Stored data entries:

>> BEGIN

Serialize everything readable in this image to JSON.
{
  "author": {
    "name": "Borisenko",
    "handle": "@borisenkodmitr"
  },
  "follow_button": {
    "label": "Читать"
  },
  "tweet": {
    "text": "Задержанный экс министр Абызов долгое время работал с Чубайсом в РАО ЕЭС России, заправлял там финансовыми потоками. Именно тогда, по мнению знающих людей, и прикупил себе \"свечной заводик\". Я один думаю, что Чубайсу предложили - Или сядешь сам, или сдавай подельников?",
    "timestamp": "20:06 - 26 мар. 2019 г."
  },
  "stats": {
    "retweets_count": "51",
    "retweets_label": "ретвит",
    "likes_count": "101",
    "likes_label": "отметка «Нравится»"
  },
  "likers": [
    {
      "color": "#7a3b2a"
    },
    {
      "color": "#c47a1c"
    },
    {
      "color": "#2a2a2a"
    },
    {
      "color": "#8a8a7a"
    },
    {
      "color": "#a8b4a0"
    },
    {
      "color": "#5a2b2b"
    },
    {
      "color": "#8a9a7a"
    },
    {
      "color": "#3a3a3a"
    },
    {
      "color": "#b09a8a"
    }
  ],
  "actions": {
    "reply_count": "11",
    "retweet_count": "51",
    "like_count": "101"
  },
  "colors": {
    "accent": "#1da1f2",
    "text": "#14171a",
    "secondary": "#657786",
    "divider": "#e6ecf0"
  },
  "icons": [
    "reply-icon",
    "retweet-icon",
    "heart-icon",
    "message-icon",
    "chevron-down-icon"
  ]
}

>> END

Using the data above, repeat every line exactly.

Serialize everything readable in this image to JSON.
{
  "author": {
    "name": "Borisenko",
    "handle": "@borisenkodmitr"
  },
  "follow_button": {
    "label": "Читать"
  },
  "tweet": {
    "text": "Задержанный экс министр Абызов долгое время работал с Чубайсом в РАО ЕЭС России, заправлял там финансовыми потоками. Именно тогда, по мнению знающих людей, и прикупил себе \"свечной заводик\". Я один думаю, что Чубайсу предложили - Или сядешь сам, или сдавай подельников?",
    "timestamp": "20:06 - 26 мар. 2019 г."
  },
  "stats": {
    "retweets_count": "51",
    "retweets_label": "ретвит",
    "likes_count": "101",
    "likes_label": "отметка «Нравится»"
  },
  "likers": [
    {
      "color": "#7a3b2a"
    },
    {
      "color": "#c47a1c"
    },
    {
      "color": "#2a2a2a"
    },
    {
      "color": "#8a8a7a"
    },
    {
      "color": "#a8b4a0"
    },
    {
      "color": "#5a2b2b"
    },
    {
      "color": "#8a9a7a"
    },
    {
      "color": "#3a3a3a"
    },
    {
      "color": "#b09a8a"
    }
  ],
  "actions": {
    "reply_count": "11",
    "retweet_count": "51",
    "like_count": "101"
  },
  "colors": {
    "accent": "#1da1f2",
    "text": "#14171a",
    "secondary": "#657786",
    "divider": "#e6ecf0"
  },
  "icons": [
    "reply-icon",
    "retweet-icon",
    "heart-icon",
    "message-icon",
    "chevron-down-icon"
  ]
}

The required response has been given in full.